> [Data section]
*****

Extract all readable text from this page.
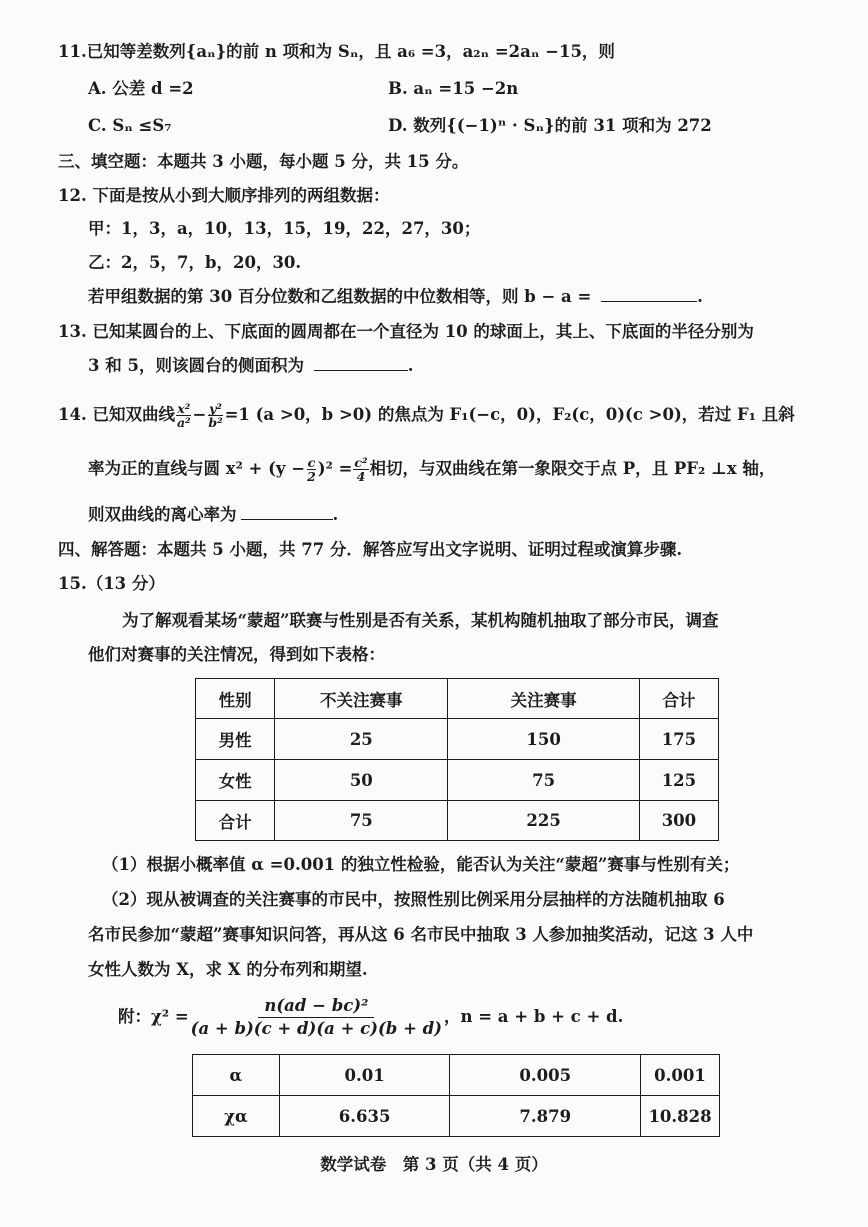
11.已知等差数列{aₙ}的前 n 项和为 Sₙ，且 a₆ =3，a₂ₙ =2aₙ −15，则
A. 公差 d =2	B. aₙ =15 −2n
C. Sₙ ≤S₇	D. 数列{(−1)ⁿ · Sₙ}的前 31 项和为 272
三、填空题：本题共 3 小题，每小题 5 分，共 15 分。
12. 下面是按从小到大顺序排列的两组数据：
甲：1，3，a，10，13，15，19，22，27，30；
乙：2，5，7，b，20，30.
若甲组数据的第 30 百分位数和乙组数据的中位数相等，则 b − a =	.
13. 已知某圆台的上、下底面的圆周都在一个直径为 10 的球面上，其上、下底面的半径分别为
3 和 5，则该圆台的侧面积为	.
14. 已知双曲线 $\frac{\text{x²}}{\text{a²}} - \frac{\text{y²}}{\text{b²}} =1$ (a >0，b >0) 的焦点为 F₁(−c，0)，F₂(c，0)(c >0)，若过 F₁ 且斜
率为正的直线与圆 $x^2 + (y - \frac{c}{2} )^2 = \frac{\text{c²}}{4}$ 相切，与双曲线在第一象限交于点 P，且 PF₂ ⊥x 轴，
则双曲线的离心率为	.
四、解答题：本题共 5 小题，共 77 分．解答应写出文字说明、证明过程或演算步骤.
15.（13 分）
为了解观看某场“蒙超”联赛与性别是否有关系，某机构随机抽取了部分市民，调查
他们对赛事的关注情况，得到如下表格：
性别	不关注赛事	关注赛事	合计
男性	25	150	175
女性	50	75	125
合计	75	225	300
（1）根据小概率值 α =0.001 的独立性检验，能否认为关注“蒙超”赛事与性别有关；
（2）现从被调查的关注赛事的市民中，按照性别比例采用分层抽样的方法随机抽取 6
名市民参加“蒙超”赛事知识问答，再从这 6 名市民中抽取 3 人参加抽奖活动，记这 3 人中
女性人数为 X，求 X 的分布列和期望.
附：$\chi^2 = \frac{\text{n(ad − bc)²}}{(a + b)(c + d)(a + c)(b + d)}$ ，n = a + b + c + d.
α	0.01	0.005	0.001
χα	6.635	7.879	10.828
数学试卷　第 3 页（共 4 页）
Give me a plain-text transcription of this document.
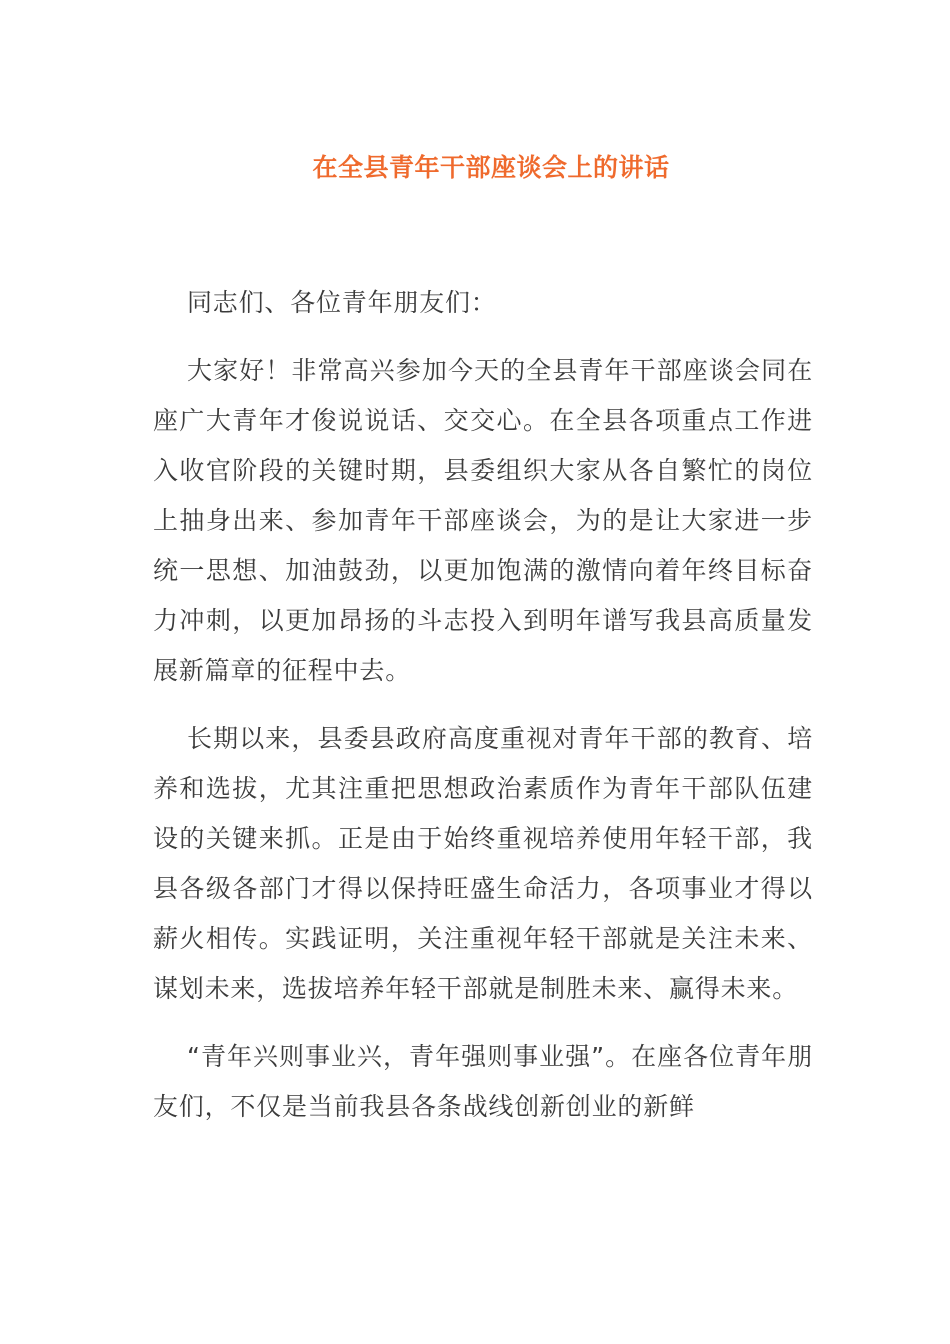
在全县青年干部座谈会上的讲话

同志们、各位青年朋友们：

大家好！非常高兴参加今天的全县青年干部座谈会同在座广大青年才俊说说话、交交心。在全县各项重点工作进入收官阶段的关键时期，县委组织大家从各自繁忙的岗位上抽身出来、参加青年干部座谈会，为的是让大家进一步统一思想、加油鼓劲，以更加饱满的激情向着年终目标奋力冲刺，以更加昂扬的斗志投入到明年谱写我县高质量发展新篇章的征程中去。

长期以来，县委县政府高度重视对青年干部的教育、培养和选拔，尤其注重把思想政治素质作为青年干部队伍建设的关键来抓。正是由于始终重视培养使用年轻干部，我县各级各部门才得以保持旺盛生命活力，各项事业才得以薪火相传。实践证明，关注重视年轻干部就是关注未来、谋划未来，选拔培养年轻干部就是制胜未来、赢得未来。

“青年兴则事业兴，青年强则事业强”。在座各位青年朋友们，不仅是当前我县各条战线创新创业的新鲜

*****

> [Exercise instructions] Repeat only the lines from the line with "Give me a plain-text" to the end of the entries, including both the first and the last line, and drop every picture.

> [Exercise answer]
Give me a plain-text transcription of this document.
在全县青年干部座谈会上的讲话

同志们、各位青年朋友们：

大家好！非常高兴参加今天的全县青年干部座谈会同在座广大青年才俊说说话、交交心。在全县各项重点工作进入收官阶段的关键时期，县委组织大家从各自繁忙的岗位上抽身出来、参加青年干部座谈会，为的是让大家进一步统一思想、加油鼓劲，以更加饱满的激情向着年终目标奋力冲刺，以更加昂扬的斗志投入到明年谱写我县高质量发展新篇章的征程中去。

长期以来，县委县政府高度重视对青年干部的教育、培养和选拔，尤其注重把思想政治素质作为青年干部队伍建设的关键来抓。正是由于始终重视培养使用年轻干部，我县各级各部门才得以保持旺盛生命活力，各项事业才得以薪火相传。实践证明，关注重视年轻干部就是关注未来、谋划未来，选拔培养年轻干部就是制胜未来、赢得未来。

“青年兴则事业兴，青年强则事业强”。在座各位青年朋友们，不仅是当前我县各条战线创新创业的新鲜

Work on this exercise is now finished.